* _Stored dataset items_
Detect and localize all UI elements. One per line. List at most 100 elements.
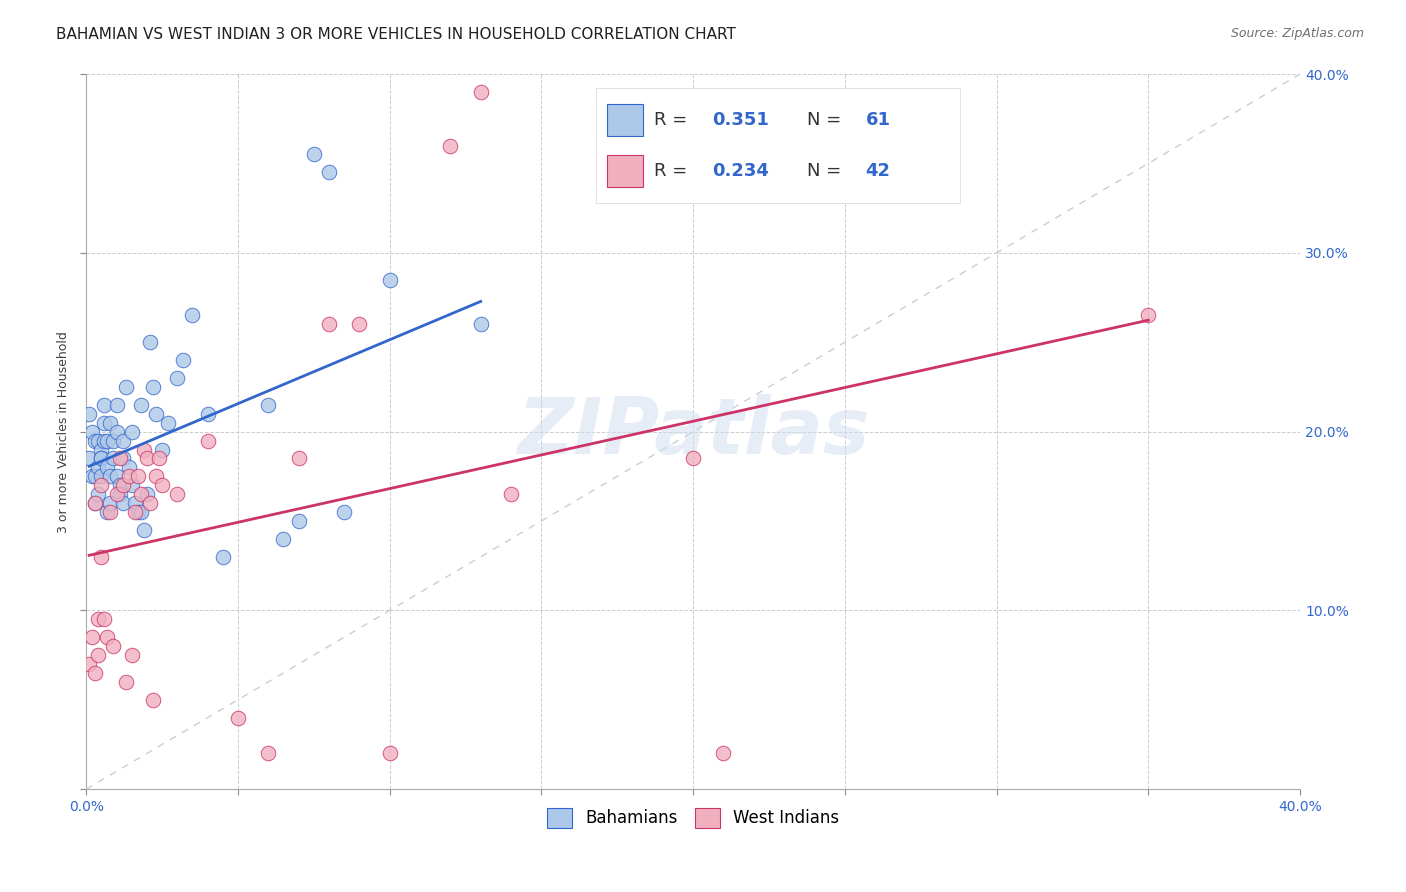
Point	[127, 469, 149, 483]
Point	[127, 505, 149, 519]
Point	[378, 747, 401, 761]
Point	[121, 425, 143, 439]
Point	[439, 138, 461, 153]
Point	[100, 416, 122, 430]
Point	[93, 398, 115, 412]
Point	[470, 318, 492, 332]
Point	[197, 407, 219, 421]
Point	[129, 487, 152, 501]
Point	[105, 469, 128, 483]
Point	[682, 451, 704, 466]
Point	[77, 657, 100, 671]
Point	[90, 469, 112, 483]
Point	[111, 451, 134, 466]
Point	[135, 487, 157, 501]
Text: Source: ZipAtlas.com: Source: ZipAtlas.com	[1230, 27, 1364, 40]
Point	[84, 434, 107, 448]
Y-axis label: 3 or more Vehicles in Household: 3 or more Vehicles in Household	[58, 331, 70, 533]
Point	[103, 434, 125, 448]
Point	[90, 451, 112, 466]
Point	[96, 630, 118, 644]
Point	[349, 318, 371, 332]
Point	[121, 648, 143, 662]
Point	[108, 451, 131, 466]
Point	[87, 434, 110, 448]
Point	[132, 523, 155, 537]
Point	[103, 451, 125, 466]
Point	[111, 478, 134, 492]
Point	[114, 380, 136, 394]
Point	[87, 648, 110, 662]
Point	[108, 487, 131, 501]
Point	[139, 335, 162, 350]
Point	[82, 469, 104, 483]
Point	[287, 451, 309, 466]
Point	[145, 469, 167, 483]
Point	[90, 451, 112, 466]
Point	[124, 496, 146, 510]
Point	[84, 469, 107, 483]
Point	[142, 693, 165, 707]
Point	[499, 487, 522, 501]
Point	[82, 630, 104, 644]
Point	[139, 496, 162, 510]
Point	[318, 318, 340, 332]
Point	[333, 505, 356, 519]
Point	[211, 549, 233, 564]
Point	[166, 487, 188, 501]
Point	[84, 665, 107, 680]
Point	[157, 416, 180, 430]
Point	[124, 505, 146, 519]
Point	[77, 407, 100, 421]
Point	[90, 478, 112, 492]
Point	[87, 460, 110, 475]
Point	[117, 460, 139, 475]
Point	[84, 496, 107, 510]
Point	[257, 398, 280, 412]
Point	[378, 272, 401, 286]
Point	[135, 451, 157, 466]
Point	[226, 711, 249, 725]
Point	[181, 309, 204, 323]
Point	[111, 496, 134, 510]
Legend: Bahamians, West Indians: Bahamians, West Indians	[540, 801, 845, 835]
Point	[108, 478, 131, 492]
Point	[302, 147, 325, 161]
Point	[129, 398, 152, 412]
Point	[87, 612, 110, 626]
Point	[96, 460, 118, 475]
Point	[82, 425, 104, 439]
Point	[257, 747, 280, 761]
Point	[197, 434, 219, 448]
Point	[100, 505, 122, 519]
Point	[90, 442, 112, 457]
Point	[713, 747, 735, 761]
Point	[96, 434, 118, 448]
Point	[77, 451, 100, 466]
Point	[142, 380, 165, 394]
Point	[150, 478, 173, 492]
Point	[1137, 309, 1160, 323]
Point	[93, 416, 115, 430]
Point	[105, 398, 128, 412]
Point	[318, 165, 340, 179]
Point	[84, 496, 107, 510]
Point	[90, 549, 112, 564]
Point	[100, 496, 122, 510]
Point	[100, 469, 122, 483]
Point	[287, 514, 309, 528]
Point	[117, 469, 139, 483]
Point	[148, 451, 170, 466]
Point	[132, 442, 155, 457]
Text: ZIPatlas: ZIPatlas	[517, 393, 869, 469]
Text: BAHAMIAN VS WEST INDIAN 3 OR MORE VEHICLES IN HOUSEHOLD CORRELATION CHART: BAHAMIAN VS WEST INDIAN 3 OR MORE VEHICL…	[56, 27, 737, 42]
Point	[273, 532, 295, 546]
Point	[111, 434, 134, 448]
Point	[121, 478, 143, 492]
Point	[87, 487, 110, 501]
Point	[150, 442, 173, 457]
Point	[105, 425, 128, 439]
Point	[470, 85, 492, 99]
Point	[145, 407, 167, 421]
Point	[103, 639, 125, 653]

* _Written instruction_
Reproduce the listing above verbatim, line by line, leaving out the picture.

* _Task output_
Detect and localize all UI elements. One per line. List at most 100 elements.
Point	[127, 469, 149, 483]
Point	[127, 505, 149, 519]
Point	[378, 747, 401, 761]
Point	[121, 425, 143, 439]
Point	[439, 138, 461, 153]
Point	[100, 416, 122, 430]
Point	[93, 398, 115, 412]
Point	[470, 318, 492, 332]
Point	[197, 407, 219, 421]
Point	[129, 487, 152, 501]
Point	[105, 469, 128, 483]
Point	[682, 451, 704, 466]
Point	[77, 657, 100, 671]
Point	[90, 469, 112, 483]
Point	[111, 451, 134, 466]
Point	[135, 487, 157, 501]
Text: Source: ZipAtlas.com: Source: ZipAtlas.com	[1230, 27, 1364, 40]
Point	[84, 434, 107, 448]
Y-axis label: 3 or more Vehicles in Household: 3 or more Vehicles in Household	[58, 331, 70, 533]
Point	[103, 434, 125, 448]
Point	[90, 451, 112, 466]
Point	[96, 630, 118, 644]
Point	[349, 318, 371, 332]
Point	[121, 648, 143, 662]
Point	[108, 451, 131, 466]
Point	[87, 434, 110, 448]
Point	[132, 523, 155, 537]
Point	[103, 451, 125, 466]
Point	[111, 478, 134, 492]
Point	[114, 380, 136, 394]
Point	[87, 648, 110, 662]
Point	[108, 487, 131, 501]
Point	[139, 335, 162, 350]
Point	[82, 469, 104, 483]
Point	[287, 451, 309, 466]
Point	[145, 469, 167, 483]
Point	[90, 451, 112, 466]
Point	[124, 496, 146, 510]
Point	[84, 469, 107, 483]
Point	[142, 693, 165, 707]
Point	[499, 487, 522, 501]
Point	[82, 630, 104, 644]
Point	[139, 496, 162, 510]
Point	[318, 318, 340, 332]
Point	[333, 505, 356, 519]
Point	[211, 549, 233, 564]
Point	[166, 487, 188, 501]
Point	[84, 665, 107, 680]
Point	[157, 416, 180, 430]
Point	[124, 505, 146, 519]
Point	[77, 407, 100, 421]
Point	[90, 478, 112, 492]
Point	[87, 460, 110, 475]
Point	[117, 460, 139, 475]
Point	[84, 496, 107, 510]
Point	[257, 398, 280, 412]
Point	[378, 272, 401, 286]
Point	[135, 451, 157, 466]
Point	[226, 711, 249, 725]
Point	[181, 309, 204, 323]
Point	[111, 496, 134, 510]
Legend: Bahamians, West Indians: Bahamians, West Indians	[540, 801, 845, 835]
Point	[108, 478, 131, 492]
Point	[302, 147, 325, 161]
Point	[129, 398, 152, 412]
Point	[87, 612, 110, 626]
Point	[96, 460, 118, 475]
Point	[82, 425, 104, 439]
Point	[257, 747, 280, 761]
Point	[197, 434, 219, 448]
Point	[100, 505, 122, 519]
Point	[90, 442, 112, 457]
Point	[713, 747, 735, 761]
Point	[96, 434, 118, 448]
Point	[77, 451, 100, 466]
Point	[142, 380, 165, 394]
Point	[150, 478, 173, 492]
Point	[1137, 309, 1160, 323]
Point	[93, 416, 115, 430]
Point	[105, 398, 128, 412]
Point	[318, 165, 340, 179]
Point	[84, 496, 107, 510]
Point	[90, 549, 112, 564]
Point	[100, 496, 122, 510]
Point	[100, 469, 122, 483]
Point	[287, 514, 309, 528]
Point	[117, 469, 139, 483]
Point	[148, 451, 170, 466]
Point	[132, 442, 155, 457]
Text: ZIPatlas: ZIPatlas	[517, 393, 869, 469]
Text: BAHAMIAN VS WEST INDIAN 3 OR MORE VEHICLES IN HOUSEHOLD CORRELATION CHART: BAHAMIAN VS WEST INDIAN 3 OR MORE VEHICL…	[56, 27, 737, 42]
Point	[273, 532, 295, 546]
Point	[111, 434, 134, 448]
Point	[121, 478, 143, 492]
Point	[87, 487, 110, 501]
Point	[150, 442, 173, 457]
Point	[105, 425, 128, 439]
Point	[470, 85, 492, 99]
Point	[145, 407, 167, 421]
Point	[103, 639, 125, 653]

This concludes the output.